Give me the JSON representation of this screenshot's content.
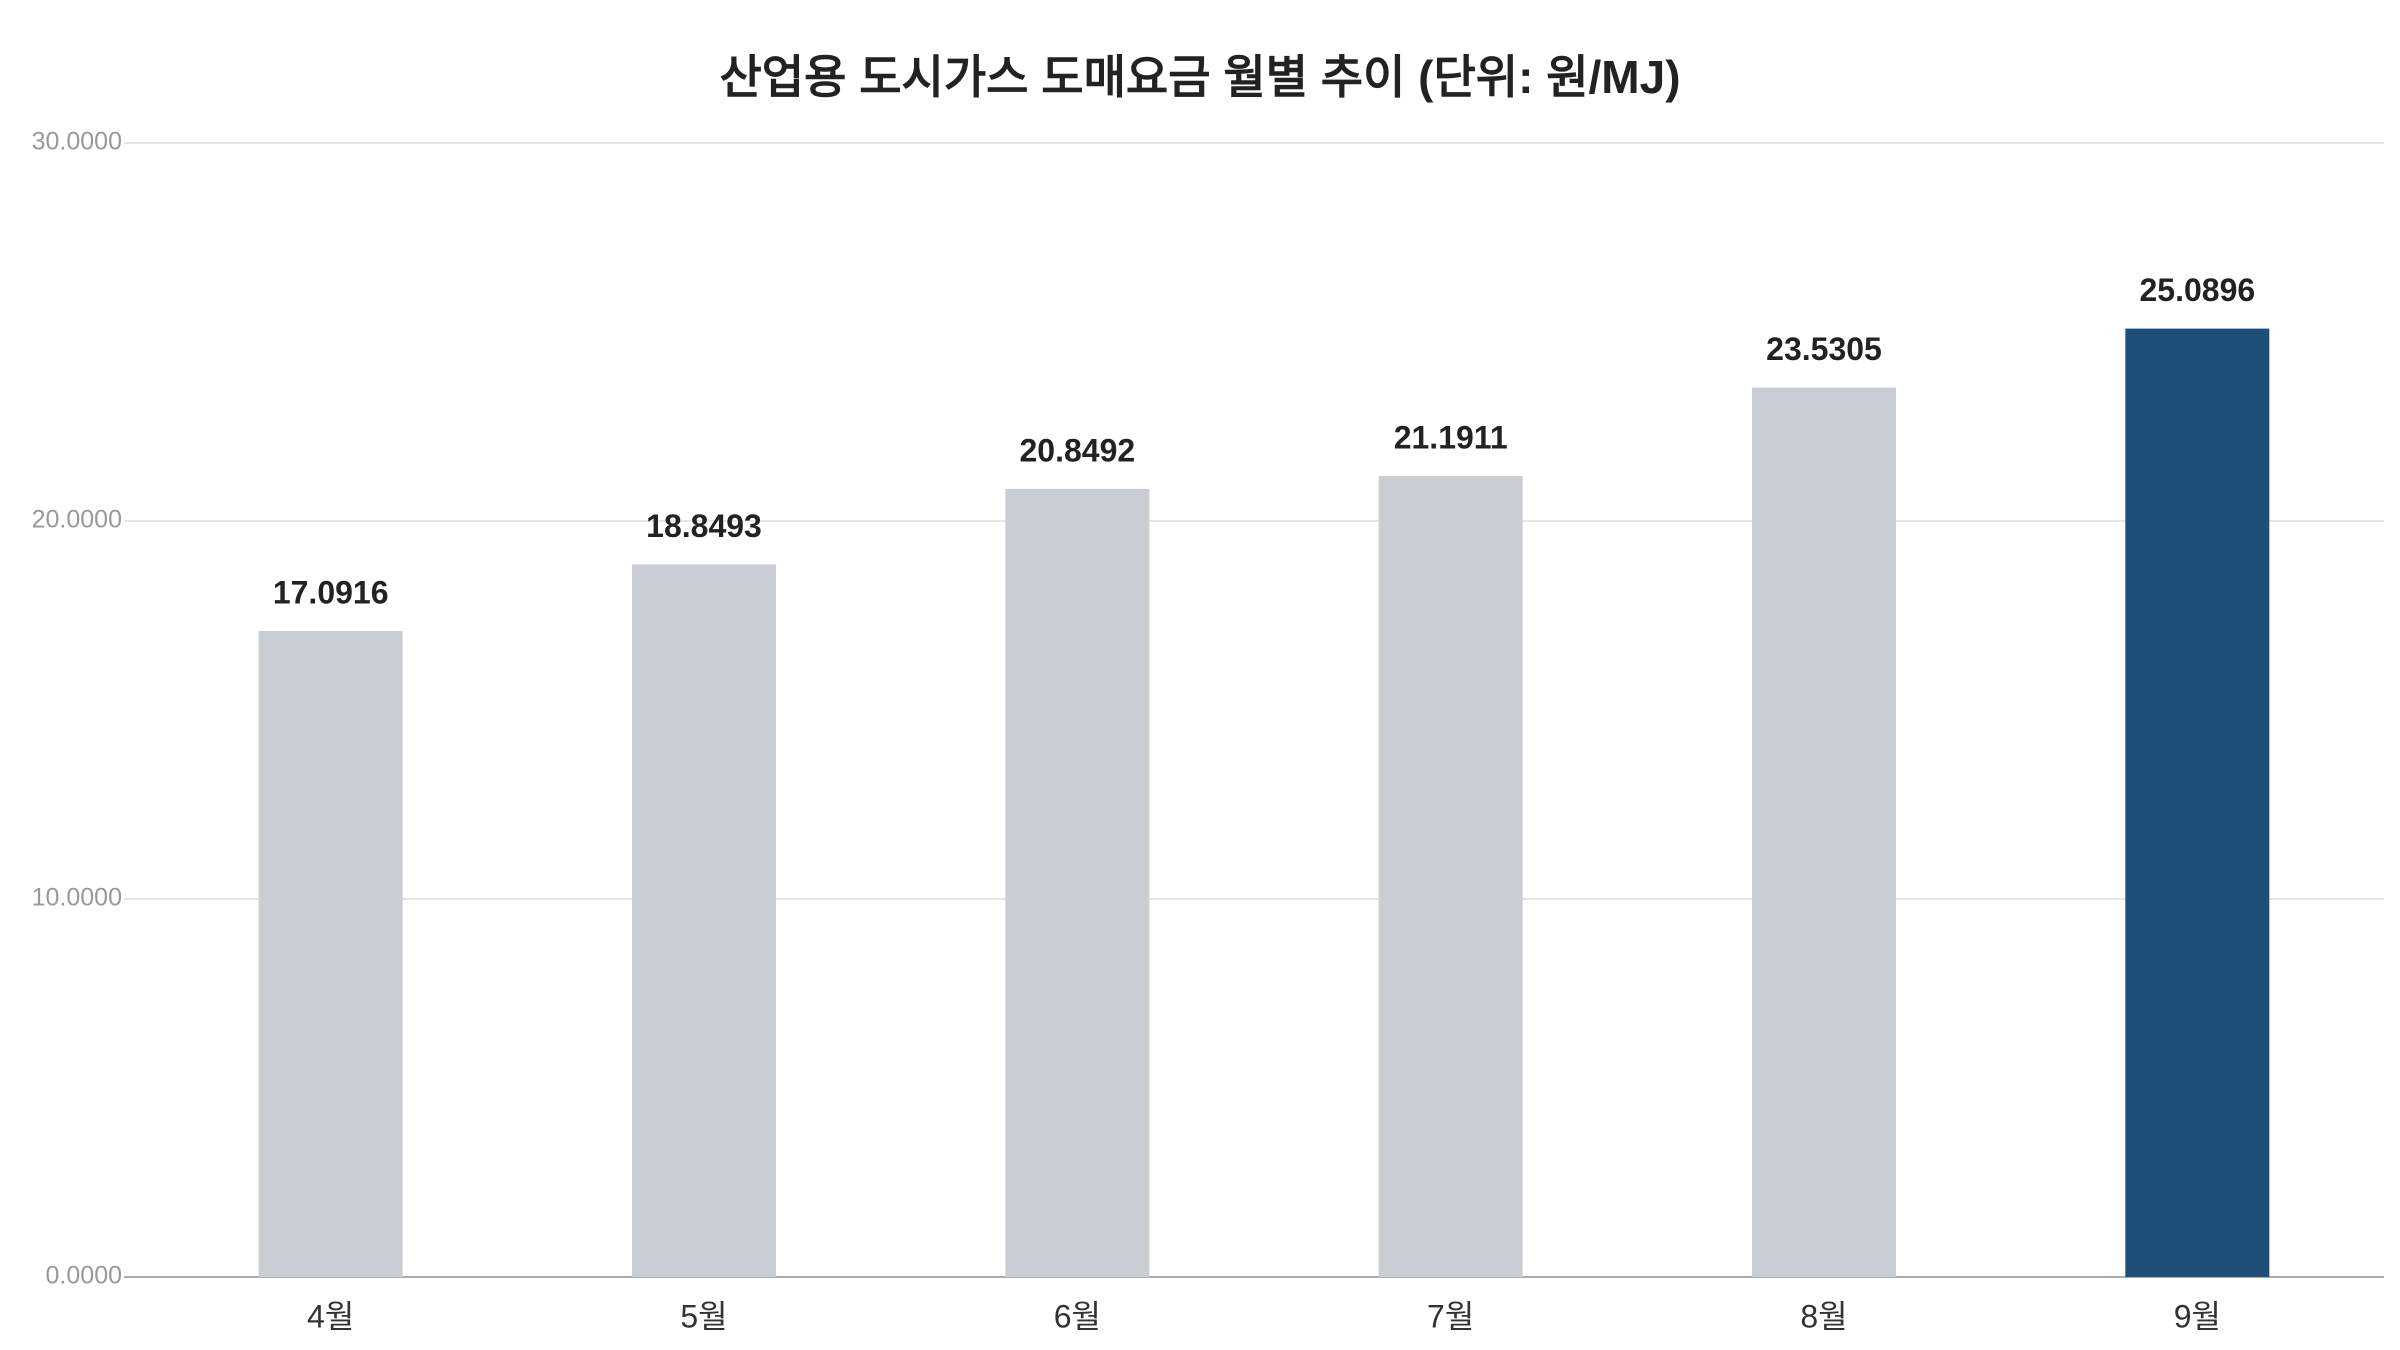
{
  "chart_data": {
    "type": "bar",
    "title": "산업용 도시가스 도매요금 월별 추이 (단위: 원/MJ)",
    "categories": [
      "4월",
      "5월",
      "6월",
      "7월",
      "8월",
      "9월"
    ],
    "values": [
      17.0916,
      18.8493,
      20.8492,
      21.1911,
      23.5305,
      25.0896
    ],
    "colors": [
      "#c9cdd4",
      "#c9cdd4",
      "#c9cdd4",
      "#c9cdd4",
      "#c9cdd4",
      "#1f4e79"
    ],
    "ylim": [
      0,
      30
    ],
    "yticks": [
      {
        "value": 0,
        "label": "0.0000"
      },
      {
        "value": 10,
        "label": "10.0000"
      },
      {
        "value": 20,
        "label": "20.0000"
      },
      {
        "value": 30,
        "label": "30.0000"
      }
    ],
    "grid": true
  }
}
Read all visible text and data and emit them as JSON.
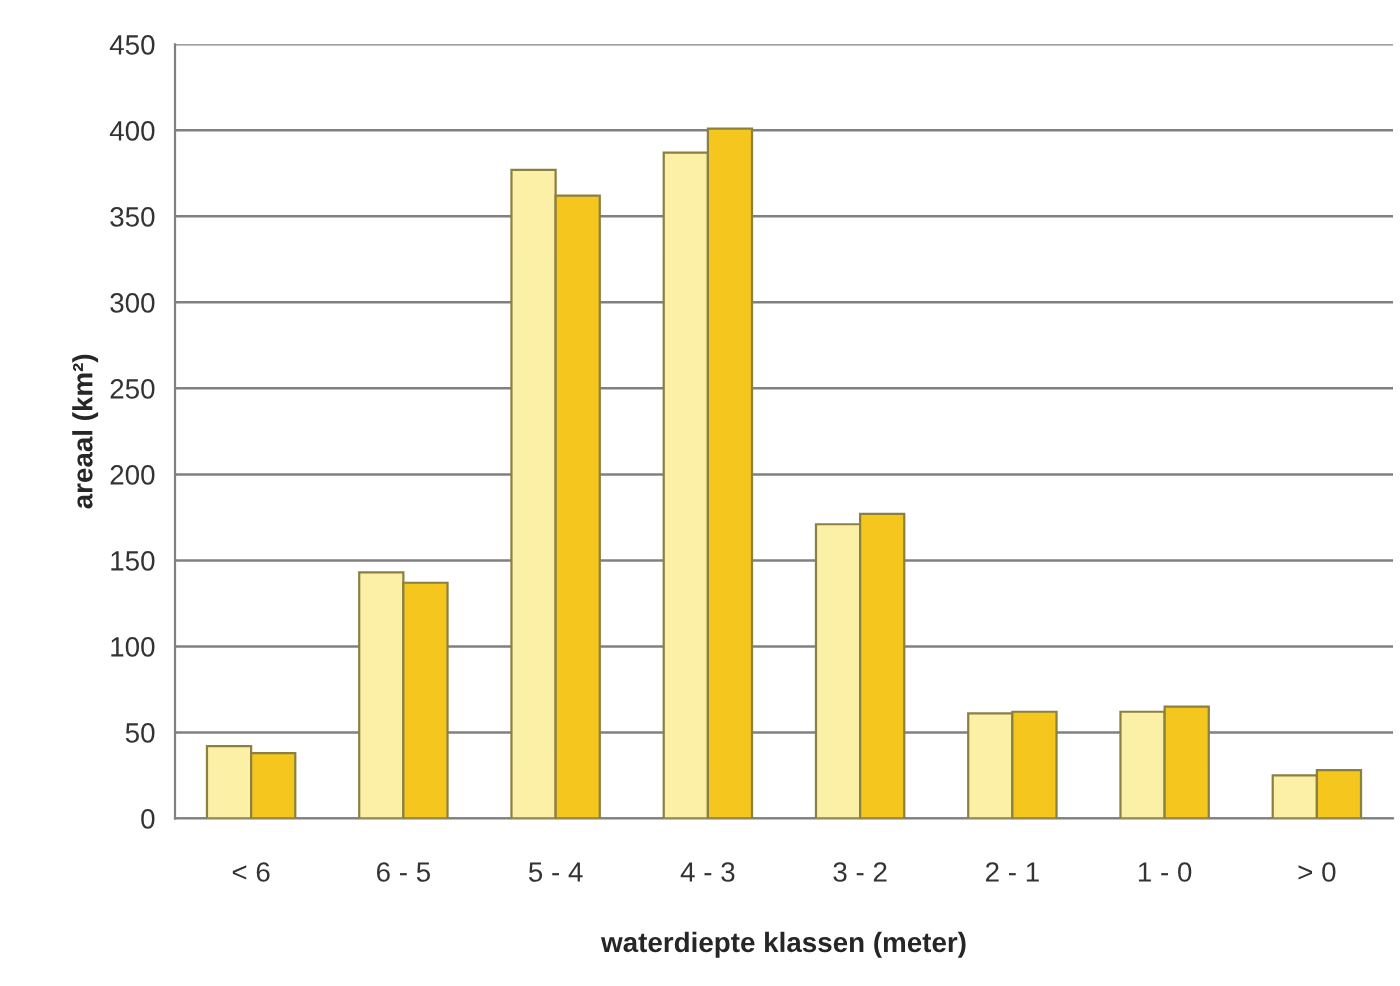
{
  "chart_data": {
    "type": "bar",
    "xlabel": "waterdiepte klassen (meter)",
    "ylabel": "areaal (km²)",
    "categories": [
      "< 6",
      "6 - 5",
      "5 - 4",
      "4 - 3",
      "3 - 2",
      "2 - 1",
      "1 - 0",
      "> 0"
    ],
    "series": [
      {
        "color": "#fbf0a6",
        "values": [
          42,
          143,
          377,
          387,
          171,
          61,
          62,
          25
        ]
      },
      {
        "color": "#f4c61e",
        "values": [
          38,
          137,
          362,
          401,
          177,
          62,
          65,
          28
        ]
      }
    ],
    "ylim": [
      0,
      450
    ],
    "yticks": [
      0,
      50,
      100,
      150,
      200,
      250,
      300,
      350,
      400,
      450
    ],
    "grid": "y"
  }
}
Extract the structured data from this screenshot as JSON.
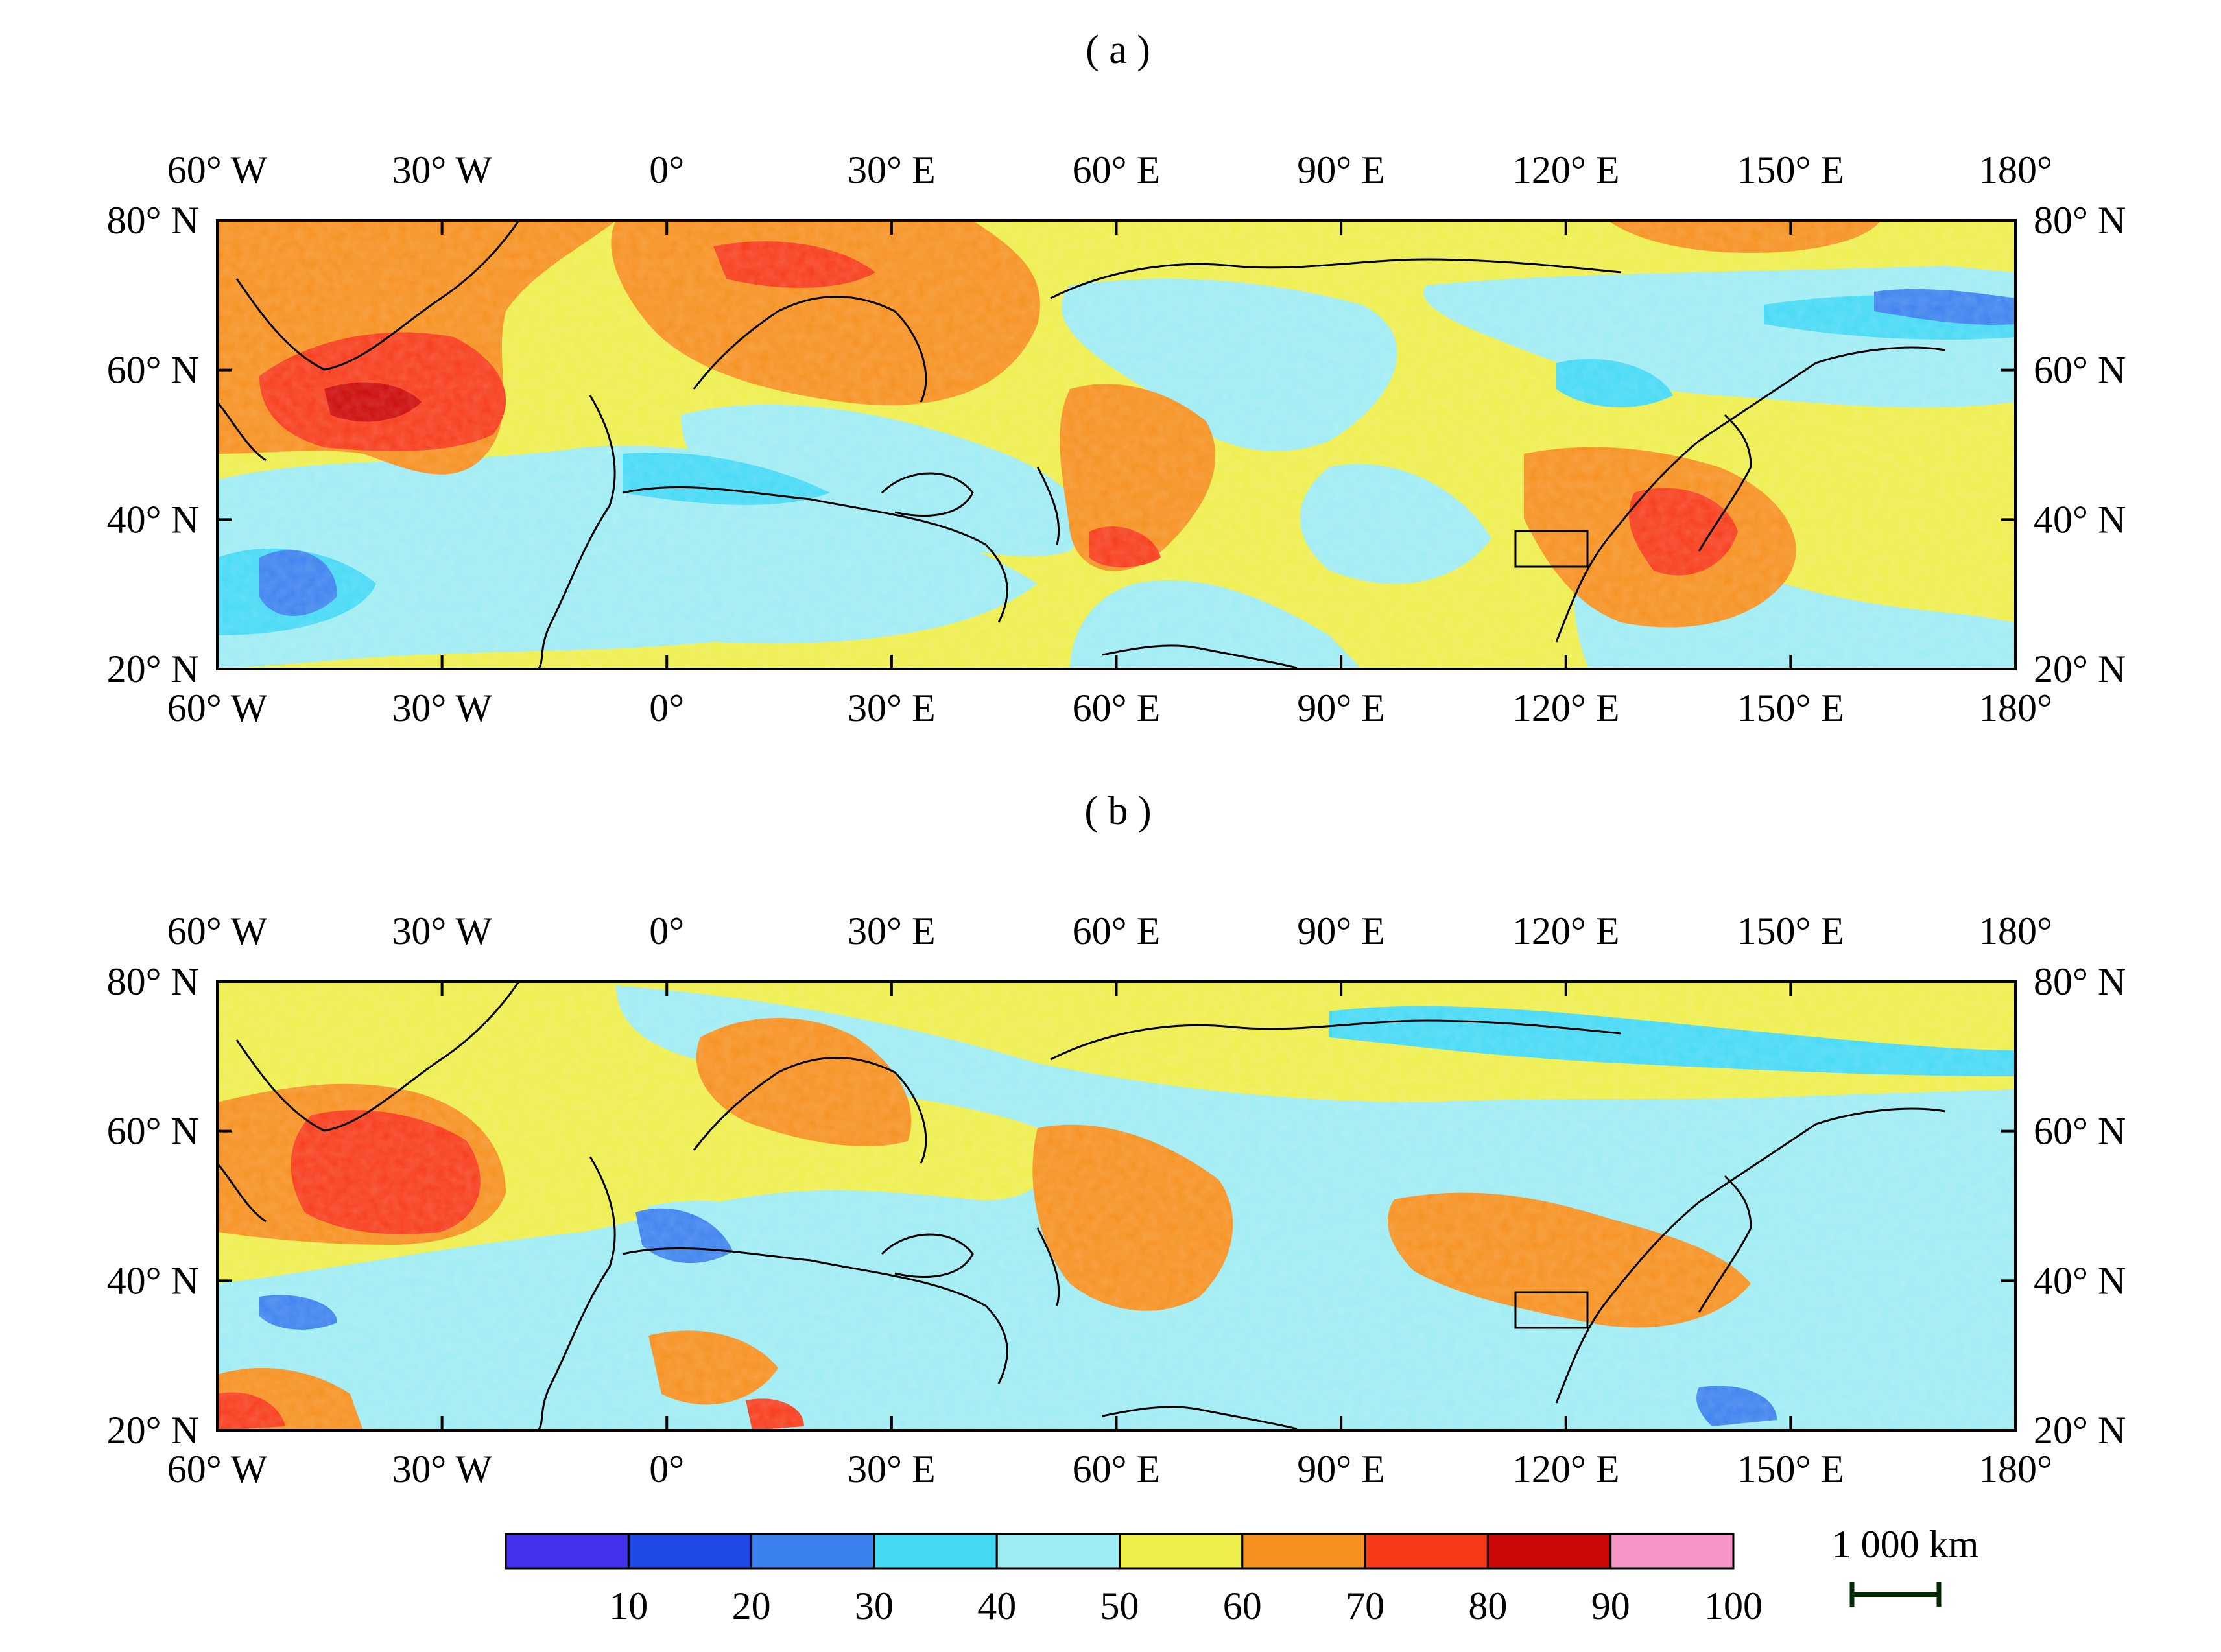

WHAT TO WORK ON ->
Go through the listing above and write it all out exactly, leaving out any picture.

FINAL ANSWER ->
Give me the JSON representation of this screenshot's content.
{
  "chart_data": {
    "type": "bar",
    "title": "산업용 도시가스 도매요금 월별 추이 (단위: 원/MJ)",
    "categories": [
      "4월",
      "5월",
      "6월",
      "7월",
      "8월",
      "9월"
    ],
    "values": [
      17.0916,
      18.8493,
      20.8492,
      21.1911,
      23.5305,
      25.0896
    ],
    "colors": [
      "#c9cdd4",
      "#c9cdd4",
      "#c9cdd4",
      "#c9cdd4",
      "#c9cdd4",
      "#1f4e79"
    ],
    "ylim": [
      0,
      30
    ],
    "yticks": [
      {
        "value": 0,
        "label": "0.0000"
      },
      {
        "value": 10,
        "label": "10.0000"
      },
      {
        "value": 20,
        "label": "20.0000"
      },
      {
        "value": 30,
        "label": "30.0000"
      }
    ],
    "grid": true
  }
}
Read all visible text and data and emit them as JSON.
{
  "chart_data": {
    "type": "bar",
    "xlabel": "waterdiepte klassen (meter)",
    "ylabel": "areaal (km²)",
    "categories": [
      "< 6",
      "6 - 5",
      "5 - 4",
      "4 - 3",
      "3 - 2",
      "2 - 1",
      "1 - 0",
      "> 0"
    ],
    "series": [
      {
        "color": "#fbf0a6",
        "values": [
          42,
          143,
          377,
          387,
          171,
          61,
          62,
          25
        ]
      },
      {
        "color": "#f4c61e",
        "values": [
          38,
          137,
          362,
          401,
          177,
          62,
          65,
          28
        ]
      }
    ],
    "ylim": [
      0,
      450
    ],
    "yticks": [
      0,
      50,
      100,
      150,
      200,
      250,
      300,
      350,
      400,
      450
    ],
    "grid": "y"
  }
}
Extract the structured data from this screenshot as JSON.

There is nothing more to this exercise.